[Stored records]
-.-.-

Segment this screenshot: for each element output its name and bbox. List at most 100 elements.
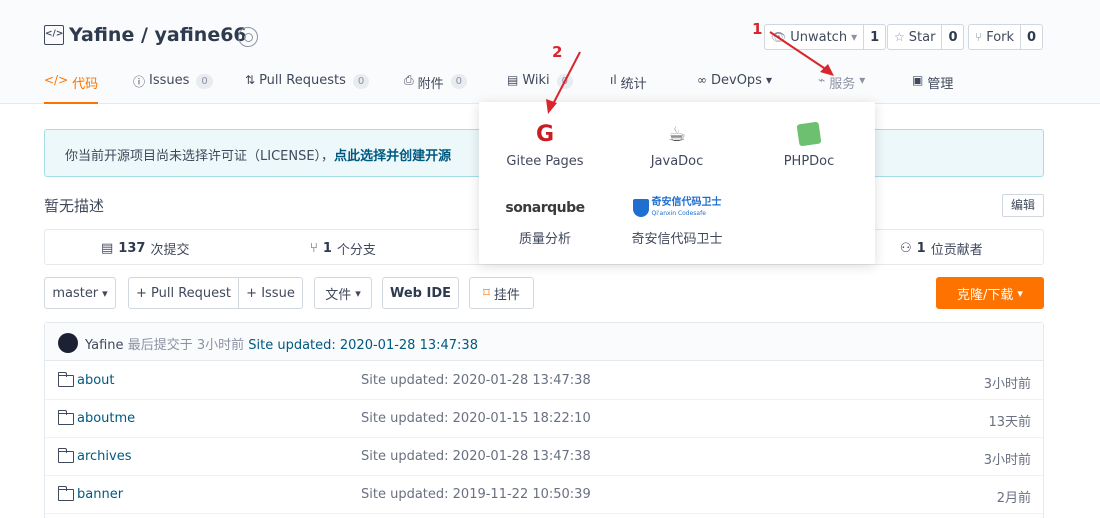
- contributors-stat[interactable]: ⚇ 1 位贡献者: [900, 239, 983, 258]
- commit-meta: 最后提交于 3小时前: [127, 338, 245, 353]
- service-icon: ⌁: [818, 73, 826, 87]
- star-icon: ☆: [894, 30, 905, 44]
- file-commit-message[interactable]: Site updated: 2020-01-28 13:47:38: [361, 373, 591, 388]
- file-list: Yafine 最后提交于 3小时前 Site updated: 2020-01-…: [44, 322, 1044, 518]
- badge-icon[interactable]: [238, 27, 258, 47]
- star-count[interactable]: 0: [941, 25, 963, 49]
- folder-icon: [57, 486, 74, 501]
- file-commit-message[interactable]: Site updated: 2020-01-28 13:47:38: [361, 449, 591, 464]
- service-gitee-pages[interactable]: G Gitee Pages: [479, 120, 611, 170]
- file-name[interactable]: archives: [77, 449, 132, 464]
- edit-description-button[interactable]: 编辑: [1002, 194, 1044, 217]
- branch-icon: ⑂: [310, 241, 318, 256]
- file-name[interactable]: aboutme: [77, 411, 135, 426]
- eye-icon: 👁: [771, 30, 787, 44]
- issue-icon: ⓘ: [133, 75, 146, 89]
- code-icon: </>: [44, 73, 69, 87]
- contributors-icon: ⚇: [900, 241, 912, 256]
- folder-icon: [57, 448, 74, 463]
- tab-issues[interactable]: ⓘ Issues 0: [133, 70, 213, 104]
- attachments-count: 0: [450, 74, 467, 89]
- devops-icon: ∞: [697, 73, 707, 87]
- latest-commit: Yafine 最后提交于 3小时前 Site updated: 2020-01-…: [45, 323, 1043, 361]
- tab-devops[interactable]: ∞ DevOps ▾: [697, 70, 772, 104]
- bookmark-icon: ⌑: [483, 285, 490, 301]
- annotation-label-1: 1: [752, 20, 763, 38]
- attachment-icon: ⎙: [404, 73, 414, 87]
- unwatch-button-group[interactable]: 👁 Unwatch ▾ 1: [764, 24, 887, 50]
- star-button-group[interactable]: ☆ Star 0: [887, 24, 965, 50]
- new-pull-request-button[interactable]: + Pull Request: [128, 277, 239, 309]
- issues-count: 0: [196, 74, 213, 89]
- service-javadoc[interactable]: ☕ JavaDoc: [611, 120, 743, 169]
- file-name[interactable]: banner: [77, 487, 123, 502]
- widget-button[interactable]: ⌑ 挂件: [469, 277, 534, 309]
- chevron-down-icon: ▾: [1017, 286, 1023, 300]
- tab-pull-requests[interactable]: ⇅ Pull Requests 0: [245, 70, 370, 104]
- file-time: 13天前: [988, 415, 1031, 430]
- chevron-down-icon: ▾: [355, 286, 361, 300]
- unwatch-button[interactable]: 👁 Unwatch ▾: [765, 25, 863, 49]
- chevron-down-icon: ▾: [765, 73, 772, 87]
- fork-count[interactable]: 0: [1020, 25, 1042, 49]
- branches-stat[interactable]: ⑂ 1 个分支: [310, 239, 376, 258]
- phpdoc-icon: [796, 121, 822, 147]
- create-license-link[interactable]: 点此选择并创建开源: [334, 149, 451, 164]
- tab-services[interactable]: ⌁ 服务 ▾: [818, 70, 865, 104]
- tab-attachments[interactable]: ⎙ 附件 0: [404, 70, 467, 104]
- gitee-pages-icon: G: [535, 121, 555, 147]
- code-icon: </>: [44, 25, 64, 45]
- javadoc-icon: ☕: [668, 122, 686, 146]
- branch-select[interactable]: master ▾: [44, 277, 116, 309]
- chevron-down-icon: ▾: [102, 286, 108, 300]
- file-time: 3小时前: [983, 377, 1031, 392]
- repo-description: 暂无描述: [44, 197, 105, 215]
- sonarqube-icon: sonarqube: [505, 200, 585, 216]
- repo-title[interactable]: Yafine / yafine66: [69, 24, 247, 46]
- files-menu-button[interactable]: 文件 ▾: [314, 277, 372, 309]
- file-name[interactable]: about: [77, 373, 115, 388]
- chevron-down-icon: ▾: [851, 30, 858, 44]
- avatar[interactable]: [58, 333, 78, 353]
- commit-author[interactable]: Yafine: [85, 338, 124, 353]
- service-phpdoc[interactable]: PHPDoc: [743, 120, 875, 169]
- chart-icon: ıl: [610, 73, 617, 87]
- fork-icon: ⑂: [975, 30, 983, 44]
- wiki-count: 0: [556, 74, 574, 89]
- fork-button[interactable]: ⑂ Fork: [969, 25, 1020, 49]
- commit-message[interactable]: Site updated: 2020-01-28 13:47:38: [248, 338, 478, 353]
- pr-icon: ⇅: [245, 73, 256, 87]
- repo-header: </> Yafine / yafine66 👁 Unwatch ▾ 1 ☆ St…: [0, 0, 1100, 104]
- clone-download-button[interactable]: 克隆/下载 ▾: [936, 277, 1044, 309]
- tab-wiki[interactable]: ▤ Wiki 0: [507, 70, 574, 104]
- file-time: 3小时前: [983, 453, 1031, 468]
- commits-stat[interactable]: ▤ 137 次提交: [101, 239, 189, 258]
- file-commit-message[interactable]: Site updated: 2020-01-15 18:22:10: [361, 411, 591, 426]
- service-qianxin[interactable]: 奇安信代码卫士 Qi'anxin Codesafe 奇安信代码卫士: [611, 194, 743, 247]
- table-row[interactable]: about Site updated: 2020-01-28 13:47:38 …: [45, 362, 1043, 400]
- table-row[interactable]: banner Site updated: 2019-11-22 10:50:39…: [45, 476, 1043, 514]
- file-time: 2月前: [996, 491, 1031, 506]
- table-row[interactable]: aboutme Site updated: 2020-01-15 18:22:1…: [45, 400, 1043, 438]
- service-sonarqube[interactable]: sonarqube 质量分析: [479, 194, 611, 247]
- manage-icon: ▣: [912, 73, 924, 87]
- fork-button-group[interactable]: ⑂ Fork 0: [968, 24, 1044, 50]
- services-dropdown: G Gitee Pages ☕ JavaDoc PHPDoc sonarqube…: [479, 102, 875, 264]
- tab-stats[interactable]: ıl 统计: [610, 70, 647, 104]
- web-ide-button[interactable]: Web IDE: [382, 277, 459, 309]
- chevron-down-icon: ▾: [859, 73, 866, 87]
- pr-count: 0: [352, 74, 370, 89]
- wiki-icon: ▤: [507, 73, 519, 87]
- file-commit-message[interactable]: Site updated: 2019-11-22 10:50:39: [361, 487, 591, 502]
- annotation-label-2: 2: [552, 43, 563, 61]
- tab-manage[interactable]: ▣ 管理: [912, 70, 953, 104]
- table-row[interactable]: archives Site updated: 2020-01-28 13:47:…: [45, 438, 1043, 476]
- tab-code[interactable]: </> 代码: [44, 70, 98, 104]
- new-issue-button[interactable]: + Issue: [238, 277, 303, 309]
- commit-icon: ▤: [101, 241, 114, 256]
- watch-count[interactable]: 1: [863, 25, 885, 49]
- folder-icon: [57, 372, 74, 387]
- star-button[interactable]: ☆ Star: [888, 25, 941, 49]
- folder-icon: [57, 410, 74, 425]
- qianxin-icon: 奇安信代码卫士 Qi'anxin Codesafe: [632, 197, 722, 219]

-.-.-

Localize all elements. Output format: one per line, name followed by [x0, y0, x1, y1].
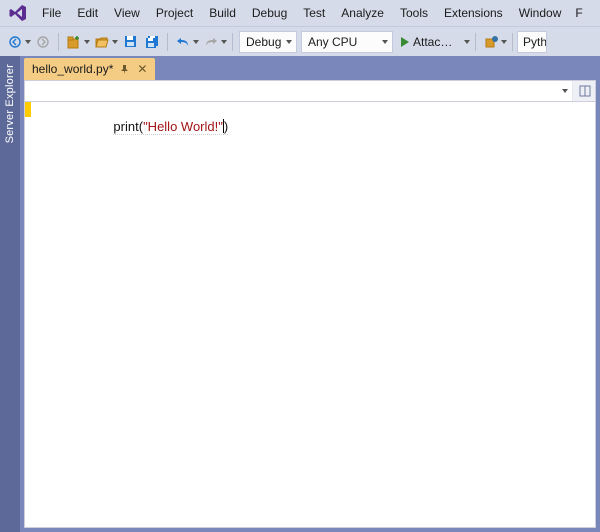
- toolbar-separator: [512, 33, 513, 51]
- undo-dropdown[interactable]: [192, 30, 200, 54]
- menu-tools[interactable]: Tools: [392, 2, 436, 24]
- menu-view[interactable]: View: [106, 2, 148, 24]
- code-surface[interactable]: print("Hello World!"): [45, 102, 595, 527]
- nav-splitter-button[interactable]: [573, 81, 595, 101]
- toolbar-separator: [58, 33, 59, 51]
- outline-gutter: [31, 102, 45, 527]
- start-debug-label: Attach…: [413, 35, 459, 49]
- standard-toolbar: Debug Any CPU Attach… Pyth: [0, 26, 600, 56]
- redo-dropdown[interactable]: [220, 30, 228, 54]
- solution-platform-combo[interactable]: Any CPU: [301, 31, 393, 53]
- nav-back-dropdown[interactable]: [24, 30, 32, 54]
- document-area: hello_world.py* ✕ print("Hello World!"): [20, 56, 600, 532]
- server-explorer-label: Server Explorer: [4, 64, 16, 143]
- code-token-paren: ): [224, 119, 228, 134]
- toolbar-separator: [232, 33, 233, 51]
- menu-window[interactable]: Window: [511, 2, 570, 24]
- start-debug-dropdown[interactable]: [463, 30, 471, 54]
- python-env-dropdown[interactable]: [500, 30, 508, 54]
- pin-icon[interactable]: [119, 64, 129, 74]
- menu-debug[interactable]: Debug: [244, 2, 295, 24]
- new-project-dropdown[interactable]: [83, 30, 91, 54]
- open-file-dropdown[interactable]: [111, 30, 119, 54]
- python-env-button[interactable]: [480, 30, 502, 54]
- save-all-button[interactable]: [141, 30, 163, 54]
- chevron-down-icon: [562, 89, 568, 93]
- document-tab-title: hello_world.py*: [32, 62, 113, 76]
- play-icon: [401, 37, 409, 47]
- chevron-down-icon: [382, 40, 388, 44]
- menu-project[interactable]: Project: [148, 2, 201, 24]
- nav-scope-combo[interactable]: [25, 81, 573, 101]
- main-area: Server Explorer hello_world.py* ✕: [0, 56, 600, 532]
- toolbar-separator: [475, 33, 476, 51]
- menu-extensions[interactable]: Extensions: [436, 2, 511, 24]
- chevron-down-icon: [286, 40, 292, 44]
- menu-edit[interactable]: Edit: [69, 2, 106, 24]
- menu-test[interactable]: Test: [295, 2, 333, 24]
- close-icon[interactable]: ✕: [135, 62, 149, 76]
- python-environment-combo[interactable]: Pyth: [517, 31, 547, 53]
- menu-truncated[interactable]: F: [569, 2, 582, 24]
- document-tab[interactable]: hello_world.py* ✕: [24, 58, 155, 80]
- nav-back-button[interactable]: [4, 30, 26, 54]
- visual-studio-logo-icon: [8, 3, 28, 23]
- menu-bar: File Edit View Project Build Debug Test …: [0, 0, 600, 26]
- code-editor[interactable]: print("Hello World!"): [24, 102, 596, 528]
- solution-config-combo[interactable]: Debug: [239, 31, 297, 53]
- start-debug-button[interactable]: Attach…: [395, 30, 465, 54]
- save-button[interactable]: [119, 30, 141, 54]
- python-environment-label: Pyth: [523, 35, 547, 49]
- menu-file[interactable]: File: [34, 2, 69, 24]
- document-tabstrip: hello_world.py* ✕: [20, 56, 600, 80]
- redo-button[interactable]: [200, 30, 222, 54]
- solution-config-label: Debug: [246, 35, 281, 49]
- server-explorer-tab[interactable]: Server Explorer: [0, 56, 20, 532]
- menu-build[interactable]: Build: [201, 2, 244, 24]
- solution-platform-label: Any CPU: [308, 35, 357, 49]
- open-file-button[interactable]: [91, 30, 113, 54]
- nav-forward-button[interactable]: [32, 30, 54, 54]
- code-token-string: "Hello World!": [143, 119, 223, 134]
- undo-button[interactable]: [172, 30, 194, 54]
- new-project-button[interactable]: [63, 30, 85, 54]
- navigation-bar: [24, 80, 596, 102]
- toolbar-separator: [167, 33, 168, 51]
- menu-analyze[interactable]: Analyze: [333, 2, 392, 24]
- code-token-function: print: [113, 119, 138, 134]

-.-.-

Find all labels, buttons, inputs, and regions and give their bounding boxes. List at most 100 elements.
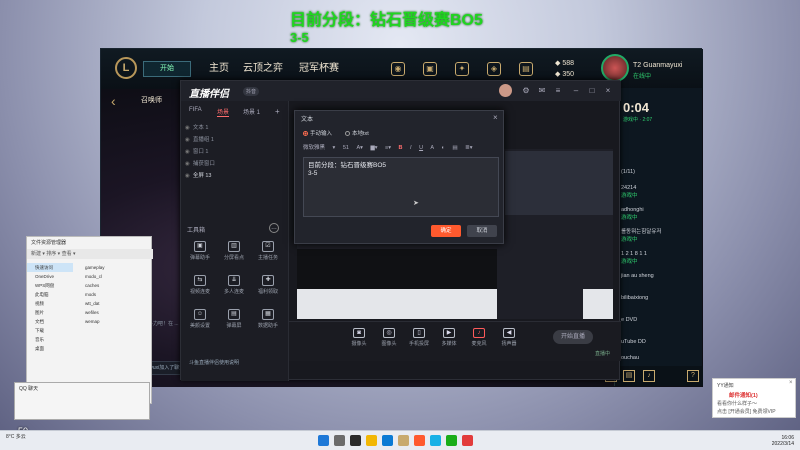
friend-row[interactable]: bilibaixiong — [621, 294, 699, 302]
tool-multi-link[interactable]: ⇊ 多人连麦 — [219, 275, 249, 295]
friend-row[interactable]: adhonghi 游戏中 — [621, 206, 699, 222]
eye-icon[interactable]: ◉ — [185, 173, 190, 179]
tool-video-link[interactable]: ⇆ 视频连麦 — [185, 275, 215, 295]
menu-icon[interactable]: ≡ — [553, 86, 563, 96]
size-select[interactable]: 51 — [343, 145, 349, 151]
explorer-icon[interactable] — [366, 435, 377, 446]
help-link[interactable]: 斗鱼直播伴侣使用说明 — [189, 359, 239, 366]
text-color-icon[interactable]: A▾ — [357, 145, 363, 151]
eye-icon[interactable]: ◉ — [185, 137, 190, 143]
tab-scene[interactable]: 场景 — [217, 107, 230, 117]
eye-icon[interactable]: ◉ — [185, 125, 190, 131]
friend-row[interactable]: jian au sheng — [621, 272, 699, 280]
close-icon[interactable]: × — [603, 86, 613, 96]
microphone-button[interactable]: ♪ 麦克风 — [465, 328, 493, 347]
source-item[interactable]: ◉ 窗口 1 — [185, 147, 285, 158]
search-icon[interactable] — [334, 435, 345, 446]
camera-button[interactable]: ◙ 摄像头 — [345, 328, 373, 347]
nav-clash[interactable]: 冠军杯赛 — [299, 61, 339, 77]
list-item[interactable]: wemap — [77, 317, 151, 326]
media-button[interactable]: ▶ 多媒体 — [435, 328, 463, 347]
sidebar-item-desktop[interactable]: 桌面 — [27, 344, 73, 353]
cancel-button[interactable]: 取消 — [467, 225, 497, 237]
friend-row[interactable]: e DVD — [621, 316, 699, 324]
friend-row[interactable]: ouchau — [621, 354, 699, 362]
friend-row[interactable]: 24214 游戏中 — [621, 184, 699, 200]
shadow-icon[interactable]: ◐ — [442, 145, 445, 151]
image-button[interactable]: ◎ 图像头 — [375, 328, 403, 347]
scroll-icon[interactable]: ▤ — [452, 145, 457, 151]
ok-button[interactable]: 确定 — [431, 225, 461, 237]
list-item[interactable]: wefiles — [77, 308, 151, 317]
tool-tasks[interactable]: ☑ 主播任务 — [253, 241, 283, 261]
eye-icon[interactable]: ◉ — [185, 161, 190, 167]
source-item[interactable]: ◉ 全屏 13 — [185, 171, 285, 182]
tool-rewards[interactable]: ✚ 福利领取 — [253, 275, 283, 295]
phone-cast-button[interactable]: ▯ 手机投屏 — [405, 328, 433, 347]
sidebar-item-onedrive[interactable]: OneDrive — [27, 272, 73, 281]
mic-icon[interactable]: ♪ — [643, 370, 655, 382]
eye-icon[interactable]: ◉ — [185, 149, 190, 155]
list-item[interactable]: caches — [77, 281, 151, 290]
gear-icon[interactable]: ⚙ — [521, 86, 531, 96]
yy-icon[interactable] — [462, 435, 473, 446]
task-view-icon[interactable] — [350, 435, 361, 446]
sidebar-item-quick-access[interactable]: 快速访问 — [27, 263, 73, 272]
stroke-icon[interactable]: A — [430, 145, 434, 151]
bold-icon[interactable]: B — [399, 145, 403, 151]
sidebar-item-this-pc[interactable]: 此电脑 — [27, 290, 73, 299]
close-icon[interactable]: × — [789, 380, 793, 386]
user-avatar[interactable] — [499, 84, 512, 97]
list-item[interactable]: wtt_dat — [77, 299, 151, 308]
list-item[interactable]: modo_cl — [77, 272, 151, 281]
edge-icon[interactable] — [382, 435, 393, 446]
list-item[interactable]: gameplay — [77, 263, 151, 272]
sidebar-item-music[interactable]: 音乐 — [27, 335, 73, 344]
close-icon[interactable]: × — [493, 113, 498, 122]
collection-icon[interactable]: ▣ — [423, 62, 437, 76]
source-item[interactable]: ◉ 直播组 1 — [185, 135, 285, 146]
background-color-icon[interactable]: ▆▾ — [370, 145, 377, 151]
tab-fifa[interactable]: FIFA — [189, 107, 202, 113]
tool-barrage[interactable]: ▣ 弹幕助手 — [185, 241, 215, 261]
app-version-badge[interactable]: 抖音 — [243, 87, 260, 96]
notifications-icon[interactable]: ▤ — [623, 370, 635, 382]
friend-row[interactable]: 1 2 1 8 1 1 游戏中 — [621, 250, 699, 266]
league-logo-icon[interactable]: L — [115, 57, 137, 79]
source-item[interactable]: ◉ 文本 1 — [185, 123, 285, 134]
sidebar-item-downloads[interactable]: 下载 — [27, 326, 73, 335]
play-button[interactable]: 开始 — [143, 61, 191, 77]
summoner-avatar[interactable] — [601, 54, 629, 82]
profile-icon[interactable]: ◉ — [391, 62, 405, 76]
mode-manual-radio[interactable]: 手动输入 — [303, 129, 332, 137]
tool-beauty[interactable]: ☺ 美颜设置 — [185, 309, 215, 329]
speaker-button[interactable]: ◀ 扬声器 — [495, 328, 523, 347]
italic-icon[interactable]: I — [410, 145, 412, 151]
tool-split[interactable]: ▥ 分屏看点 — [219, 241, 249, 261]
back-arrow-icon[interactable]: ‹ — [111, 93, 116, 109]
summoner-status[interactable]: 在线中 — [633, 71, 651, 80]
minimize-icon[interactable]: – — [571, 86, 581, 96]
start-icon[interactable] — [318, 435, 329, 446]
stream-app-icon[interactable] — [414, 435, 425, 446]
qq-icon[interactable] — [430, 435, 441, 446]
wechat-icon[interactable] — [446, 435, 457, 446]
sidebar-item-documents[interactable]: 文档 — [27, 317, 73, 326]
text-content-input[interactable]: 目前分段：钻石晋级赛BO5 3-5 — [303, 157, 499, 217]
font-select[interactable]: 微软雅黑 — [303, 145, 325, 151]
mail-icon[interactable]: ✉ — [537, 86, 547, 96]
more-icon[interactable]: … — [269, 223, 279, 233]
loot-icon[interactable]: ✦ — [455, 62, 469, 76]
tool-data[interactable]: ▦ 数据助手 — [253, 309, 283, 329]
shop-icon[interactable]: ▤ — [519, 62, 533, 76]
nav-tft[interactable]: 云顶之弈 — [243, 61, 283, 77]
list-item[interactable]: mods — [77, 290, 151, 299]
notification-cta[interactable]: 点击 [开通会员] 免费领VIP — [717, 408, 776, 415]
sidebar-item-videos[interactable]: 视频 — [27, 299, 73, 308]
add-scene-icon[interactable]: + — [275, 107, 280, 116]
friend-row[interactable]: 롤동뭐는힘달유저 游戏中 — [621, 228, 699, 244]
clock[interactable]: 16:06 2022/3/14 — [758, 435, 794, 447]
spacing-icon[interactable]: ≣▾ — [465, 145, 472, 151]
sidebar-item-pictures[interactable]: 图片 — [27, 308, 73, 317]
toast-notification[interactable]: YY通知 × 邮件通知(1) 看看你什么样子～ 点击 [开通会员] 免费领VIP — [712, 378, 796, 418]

-.-.-

→ **DESCRIPTION OF THE TASK**: Return every line from the rows above that contains the word "undo".

→ **THE COMPLETED TASK**:
- undo-dropdown[interactable]: [192, 30, 200, 54]
- undo-button[interactable]: [172, 30, 194, 54]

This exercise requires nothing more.